===== DATA FOR THIS TASK

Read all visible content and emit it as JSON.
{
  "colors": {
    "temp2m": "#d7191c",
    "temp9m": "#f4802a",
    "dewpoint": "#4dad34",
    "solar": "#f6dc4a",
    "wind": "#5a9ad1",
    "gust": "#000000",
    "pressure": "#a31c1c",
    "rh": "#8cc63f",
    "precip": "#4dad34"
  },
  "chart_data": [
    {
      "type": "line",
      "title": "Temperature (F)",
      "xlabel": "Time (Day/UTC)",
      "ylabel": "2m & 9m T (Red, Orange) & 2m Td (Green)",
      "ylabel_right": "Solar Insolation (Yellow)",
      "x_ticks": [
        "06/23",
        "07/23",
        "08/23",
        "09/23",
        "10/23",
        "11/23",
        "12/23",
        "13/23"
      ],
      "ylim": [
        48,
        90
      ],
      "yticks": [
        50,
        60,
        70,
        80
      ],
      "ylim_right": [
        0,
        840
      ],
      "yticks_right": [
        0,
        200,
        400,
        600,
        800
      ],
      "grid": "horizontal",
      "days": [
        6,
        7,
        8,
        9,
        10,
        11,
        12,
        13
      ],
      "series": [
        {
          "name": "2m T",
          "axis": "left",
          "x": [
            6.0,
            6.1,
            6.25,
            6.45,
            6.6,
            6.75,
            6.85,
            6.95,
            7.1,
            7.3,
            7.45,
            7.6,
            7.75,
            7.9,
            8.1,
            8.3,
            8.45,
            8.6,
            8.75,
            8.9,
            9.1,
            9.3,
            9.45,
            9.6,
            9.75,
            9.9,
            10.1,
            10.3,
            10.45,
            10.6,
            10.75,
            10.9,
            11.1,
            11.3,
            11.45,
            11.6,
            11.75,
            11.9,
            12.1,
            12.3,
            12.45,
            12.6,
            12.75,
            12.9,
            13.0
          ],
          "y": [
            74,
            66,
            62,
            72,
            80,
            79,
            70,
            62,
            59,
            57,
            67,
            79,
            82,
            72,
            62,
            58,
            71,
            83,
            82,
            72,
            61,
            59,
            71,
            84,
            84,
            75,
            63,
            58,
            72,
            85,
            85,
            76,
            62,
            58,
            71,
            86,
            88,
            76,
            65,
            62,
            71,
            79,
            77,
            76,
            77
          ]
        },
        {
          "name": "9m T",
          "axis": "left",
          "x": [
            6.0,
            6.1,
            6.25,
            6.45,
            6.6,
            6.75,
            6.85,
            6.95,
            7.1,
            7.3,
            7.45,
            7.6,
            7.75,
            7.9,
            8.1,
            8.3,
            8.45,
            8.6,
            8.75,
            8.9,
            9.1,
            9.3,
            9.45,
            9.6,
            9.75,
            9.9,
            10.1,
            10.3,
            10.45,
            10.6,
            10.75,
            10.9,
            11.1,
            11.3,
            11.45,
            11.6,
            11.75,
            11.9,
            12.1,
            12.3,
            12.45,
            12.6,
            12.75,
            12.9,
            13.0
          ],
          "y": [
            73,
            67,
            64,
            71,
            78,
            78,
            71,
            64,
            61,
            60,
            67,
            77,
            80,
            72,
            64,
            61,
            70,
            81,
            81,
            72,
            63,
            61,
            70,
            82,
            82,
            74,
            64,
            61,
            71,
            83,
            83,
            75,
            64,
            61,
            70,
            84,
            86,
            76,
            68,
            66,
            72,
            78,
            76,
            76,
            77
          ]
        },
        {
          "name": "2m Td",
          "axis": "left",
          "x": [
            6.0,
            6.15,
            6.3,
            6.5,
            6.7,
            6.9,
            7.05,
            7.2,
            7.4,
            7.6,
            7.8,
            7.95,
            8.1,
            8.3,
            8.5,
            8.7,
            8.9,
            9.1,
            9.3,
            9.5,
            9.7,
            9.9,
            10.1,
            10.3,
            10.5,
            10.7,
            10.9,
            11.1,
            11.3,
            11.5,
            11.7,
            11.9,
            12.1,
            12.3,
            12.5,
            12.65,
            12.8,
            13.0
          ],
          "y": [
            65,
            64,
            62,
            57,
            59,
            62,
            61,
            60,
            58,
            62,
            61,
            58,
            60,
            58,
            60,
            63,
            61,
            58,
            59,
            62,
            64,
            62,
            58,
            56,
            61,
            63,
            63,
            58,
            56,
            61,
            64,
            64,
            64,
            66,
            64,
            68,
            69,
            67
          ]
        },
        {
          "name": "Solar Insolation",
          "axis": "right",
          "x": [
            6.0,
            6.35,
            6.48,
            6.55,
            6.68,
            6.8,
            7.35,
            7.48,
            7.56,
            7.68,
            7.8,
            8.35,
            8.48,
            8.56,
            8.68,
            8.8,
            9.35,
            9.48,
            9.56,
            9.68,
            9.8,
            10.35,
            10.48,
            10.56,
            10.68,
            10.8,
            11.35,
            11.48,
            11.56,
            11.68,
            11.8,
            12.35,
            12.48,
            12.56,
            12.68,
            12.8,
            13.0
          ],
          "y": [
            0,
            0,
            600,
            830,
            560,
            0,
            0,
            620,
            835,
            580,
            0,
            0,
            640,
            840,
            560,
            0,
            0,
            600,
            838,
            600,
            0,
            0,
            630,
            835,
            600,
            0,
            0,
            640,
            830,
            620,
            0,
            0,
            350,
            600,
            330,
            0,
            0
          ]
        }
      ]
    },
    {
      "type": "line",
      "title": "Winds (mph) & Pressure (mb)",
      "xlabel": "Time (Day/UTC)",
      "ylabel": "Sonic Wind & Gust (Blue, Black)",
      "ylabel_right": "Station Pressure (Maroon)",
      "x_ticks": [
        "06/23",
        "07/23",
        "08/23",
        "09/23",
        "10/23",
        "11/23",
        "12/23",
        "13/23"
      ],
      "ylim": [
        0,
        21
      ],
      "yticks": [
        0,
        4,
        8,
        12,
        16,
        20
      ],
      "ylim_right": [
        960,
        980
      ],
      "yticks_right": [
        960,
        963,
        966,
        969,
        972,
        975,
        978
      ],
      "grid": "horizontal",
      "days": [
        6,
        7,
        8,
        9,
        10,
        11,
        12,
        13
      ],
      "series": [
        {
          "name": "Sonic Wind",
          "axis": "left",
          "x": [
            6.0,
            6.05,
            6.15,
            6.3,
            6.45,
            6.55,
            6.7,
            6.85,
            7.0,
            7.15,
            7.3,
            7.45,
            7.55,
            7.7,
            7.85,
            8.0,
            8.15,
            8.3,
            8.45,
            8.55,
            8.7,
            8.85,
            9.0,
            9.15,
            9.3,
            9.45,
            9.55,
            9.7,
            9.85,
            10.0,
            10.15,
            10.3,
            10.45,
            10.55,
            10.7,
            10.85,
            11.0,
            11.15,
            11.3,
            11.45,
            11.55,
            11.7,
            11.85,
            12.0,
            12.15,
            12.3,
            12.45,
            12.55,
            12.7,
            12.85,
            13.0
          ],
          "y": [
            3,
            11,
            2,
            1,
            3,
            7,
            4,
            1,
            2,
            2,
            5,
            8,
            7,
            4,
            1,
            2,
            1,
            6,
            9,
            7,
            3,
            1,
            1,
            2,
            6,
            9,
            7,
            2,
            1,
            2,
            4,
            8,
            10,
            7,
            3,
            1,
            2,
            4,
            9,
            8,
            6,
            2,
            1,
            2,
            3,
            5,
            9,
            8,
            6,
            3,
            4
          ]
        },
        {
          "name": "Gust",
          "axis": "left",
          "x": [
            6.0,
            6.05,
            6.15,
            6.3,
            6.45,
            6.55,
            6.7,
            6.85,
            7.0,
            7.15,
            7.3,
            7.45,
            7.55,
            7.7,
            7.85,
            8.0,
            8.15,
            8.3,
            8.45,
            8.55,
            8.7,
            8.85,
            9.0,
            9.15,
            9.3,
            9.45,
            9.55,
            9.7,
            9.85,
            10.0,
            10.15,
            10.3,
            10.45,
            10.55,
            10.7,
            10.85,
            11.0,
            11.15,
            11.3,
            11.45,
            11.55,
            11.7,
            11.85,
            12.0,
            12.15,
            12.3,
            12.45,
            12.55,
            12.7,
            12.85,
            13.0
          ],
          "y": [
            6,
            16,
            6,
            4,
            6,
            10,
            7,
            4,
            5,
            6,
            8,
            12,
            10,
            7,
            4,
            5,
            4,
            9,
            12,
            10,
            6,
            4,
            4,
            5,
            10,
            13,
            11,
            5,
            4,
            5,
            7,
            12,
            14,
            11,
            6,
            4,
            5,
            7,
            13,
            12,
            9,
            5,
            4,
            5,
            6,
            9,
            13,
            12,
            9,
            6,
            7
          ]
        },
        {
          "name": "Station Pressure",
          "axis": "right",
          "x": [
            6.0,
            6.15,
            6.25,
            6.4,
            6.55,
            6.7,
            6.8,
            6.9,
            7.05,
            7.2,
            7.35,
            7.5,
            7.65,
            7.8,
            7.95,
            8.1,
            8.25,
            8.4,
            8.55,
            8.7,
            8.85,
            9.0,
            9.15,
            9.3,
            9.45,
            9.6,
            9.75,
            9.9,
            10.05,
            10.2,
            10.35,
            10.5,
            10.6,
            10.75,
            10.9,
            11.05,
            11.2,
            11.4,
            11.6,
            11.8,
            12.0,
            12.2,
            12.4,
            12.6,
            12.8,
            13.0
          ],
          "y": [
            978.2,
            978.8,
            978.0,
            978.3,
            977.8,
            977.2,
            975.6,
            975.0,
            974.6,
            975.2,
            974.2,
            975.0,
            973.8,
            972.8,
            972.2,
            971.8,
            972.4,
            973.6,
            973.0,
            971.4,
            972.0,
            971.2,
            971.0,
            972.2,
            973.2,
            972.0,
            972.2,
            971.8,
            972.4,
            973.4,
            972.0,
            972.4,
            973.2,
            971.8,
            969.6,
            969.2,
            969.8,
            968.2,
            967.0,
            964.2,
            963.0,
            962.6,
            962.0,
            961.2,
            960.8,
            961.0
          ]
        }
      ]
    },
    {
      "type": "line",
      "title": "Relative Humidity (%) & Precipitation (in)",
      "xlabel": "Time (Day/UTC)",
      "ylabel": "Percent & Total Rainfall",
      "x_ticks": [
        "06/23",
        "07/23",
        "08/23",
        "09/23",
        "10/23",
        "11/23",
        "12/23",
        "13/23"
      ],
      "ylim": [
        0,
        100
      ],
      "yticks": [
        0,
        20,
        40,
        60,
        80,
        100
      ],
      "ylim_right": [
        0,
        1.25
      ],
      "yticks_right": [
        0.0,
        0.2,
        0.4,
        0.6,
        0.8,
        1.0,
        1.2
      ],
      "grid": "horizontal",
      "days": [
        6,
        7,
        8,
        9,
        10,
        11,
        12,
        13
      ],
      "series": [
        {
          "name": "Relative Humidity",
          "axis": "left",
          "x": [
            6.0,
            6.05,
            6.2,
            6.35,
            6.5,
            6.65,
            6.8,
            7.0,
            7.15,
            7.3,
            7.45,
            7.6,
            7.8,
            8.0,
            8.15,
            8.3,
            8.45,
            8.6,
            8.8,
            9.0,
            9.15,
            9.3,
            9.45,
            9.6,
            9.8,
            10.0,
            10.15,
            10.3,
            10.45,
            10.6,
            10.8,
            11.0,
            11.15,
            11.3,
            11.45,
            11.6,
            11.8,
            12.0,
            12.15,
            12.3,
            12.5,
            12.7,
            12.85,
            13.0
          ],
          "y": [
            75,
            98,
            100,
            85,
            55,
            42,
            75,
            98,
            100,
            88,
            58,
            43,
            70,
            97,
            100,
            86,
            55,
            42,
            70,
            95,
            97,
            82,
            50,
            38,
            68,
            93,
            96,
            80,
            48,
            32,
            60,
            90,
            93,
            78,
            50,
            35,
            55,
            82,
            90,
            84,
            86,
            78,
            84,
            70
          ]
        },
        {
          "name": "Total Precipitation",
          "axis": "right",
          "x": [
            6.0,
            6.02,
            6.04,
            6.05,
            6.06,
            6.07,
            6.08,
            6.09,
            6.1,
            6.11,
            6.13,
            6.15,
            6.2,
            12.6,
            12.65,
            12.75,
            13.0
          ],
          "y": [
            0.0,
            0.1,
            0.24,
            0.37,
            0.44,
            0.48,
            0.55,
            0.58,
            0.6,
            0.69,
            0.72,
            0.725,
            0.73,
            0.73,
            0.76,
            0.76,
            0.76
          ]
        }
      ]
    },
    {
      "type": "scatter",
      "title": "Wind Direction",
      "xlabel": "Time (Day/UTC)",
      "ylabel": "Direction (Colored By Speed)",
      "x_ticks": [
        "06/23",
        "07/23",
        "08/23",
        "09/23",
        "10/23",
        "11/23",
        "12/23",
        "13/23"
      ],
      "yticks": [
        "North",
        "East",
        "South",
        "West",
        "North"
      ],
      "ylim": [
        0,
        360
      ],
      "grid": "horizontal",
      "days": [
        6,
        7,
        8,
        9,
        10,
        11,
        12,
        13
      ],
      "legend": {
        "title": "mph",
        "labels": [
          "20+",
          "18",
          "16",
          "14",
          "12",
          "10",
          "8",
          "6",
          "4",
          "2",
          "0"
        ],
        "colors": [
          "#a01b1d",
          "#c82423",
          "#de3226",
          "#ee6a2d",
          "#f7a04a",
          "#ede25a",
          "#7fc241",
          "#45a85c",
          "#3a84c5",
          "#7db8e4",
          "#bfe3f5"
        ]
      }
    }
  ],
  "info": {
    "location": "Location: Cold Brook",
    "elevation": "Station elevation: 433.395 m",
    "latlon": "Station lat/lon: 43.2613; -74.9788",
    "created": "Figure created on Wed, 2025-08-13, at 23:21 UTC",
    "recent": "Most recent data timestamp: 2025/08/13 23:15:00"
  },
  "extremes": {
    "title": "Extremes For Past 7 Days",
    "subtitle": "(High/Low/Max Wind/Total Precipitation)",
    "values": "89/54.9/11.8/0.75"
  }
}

==========

WORK INSTRUCTIONS: Only a number is wanted: how many lines contain the word "Insolation"?

SOLUTION BELOW: 2